Stated goal → Return each entry exactly, with none missing.

-- Begin Supplied records --

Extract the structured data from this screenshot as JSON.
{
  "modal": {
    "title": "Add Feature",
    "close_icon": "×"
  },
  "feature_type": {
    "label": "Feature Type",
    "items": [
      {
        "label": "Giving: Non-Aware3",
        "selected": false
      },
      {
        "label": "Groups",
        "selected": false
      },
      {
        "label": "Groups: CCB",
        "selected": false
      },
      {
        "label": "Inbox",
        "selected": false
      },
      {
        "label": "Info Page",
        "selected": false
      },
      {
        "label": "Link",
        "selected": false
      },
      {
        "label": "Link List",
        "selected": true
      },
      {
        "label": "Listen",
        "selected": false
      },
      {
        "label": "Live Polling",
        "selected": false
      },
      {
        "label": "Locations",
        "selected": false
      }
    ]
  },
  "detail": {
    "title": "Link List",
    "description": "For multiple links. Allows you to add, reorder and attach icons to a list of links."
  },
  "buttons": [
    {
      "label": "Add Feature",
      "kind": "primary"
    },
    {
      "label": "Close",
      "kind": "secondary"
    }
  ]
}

-- End Supplied records --

Output of the exercise →
Extract the structured data from this screenshot as JSON.
{
  "modal": {
    "title": "Add Feature",
    "close_icon": "×"
  },
  "feature_type": {
    "label": "Feature Type",
    "items": [
      {
        "label": "Giving: Non-Aware3",
        "selected": false
      },
      {
        "label": "Groups",
        "selected": false
      },
      {
        "label": "Groups: CCB",
        "selected": false
      },
      {
        "label": "Inbox",
        "selected": false
      },
      {
        "label": "Info Page",
        "selected": false
      },
      {
        "label": "Link",
        "selected": false
      },
      {
        "label": "Link List",
        "selected": true
      },
      {
        "label": "Listen",
        "selected": false
      },
      {
        "label": "Live Polling",
        "selected": false
      },
      {
        "label": "Locations",
        "selected": false
      }
    ]
  },
  "detail": {
    "title": "Link List",
    "description": "For multiple links. Allows you to add, reorder and attach icons to a list of links."
  },
  "buttons": [
    {
      "label": "Add Feature",
      "kind": "primary"
    },
    {
      "label": "Close",
      "kind": "secondary"
    }
  ]
}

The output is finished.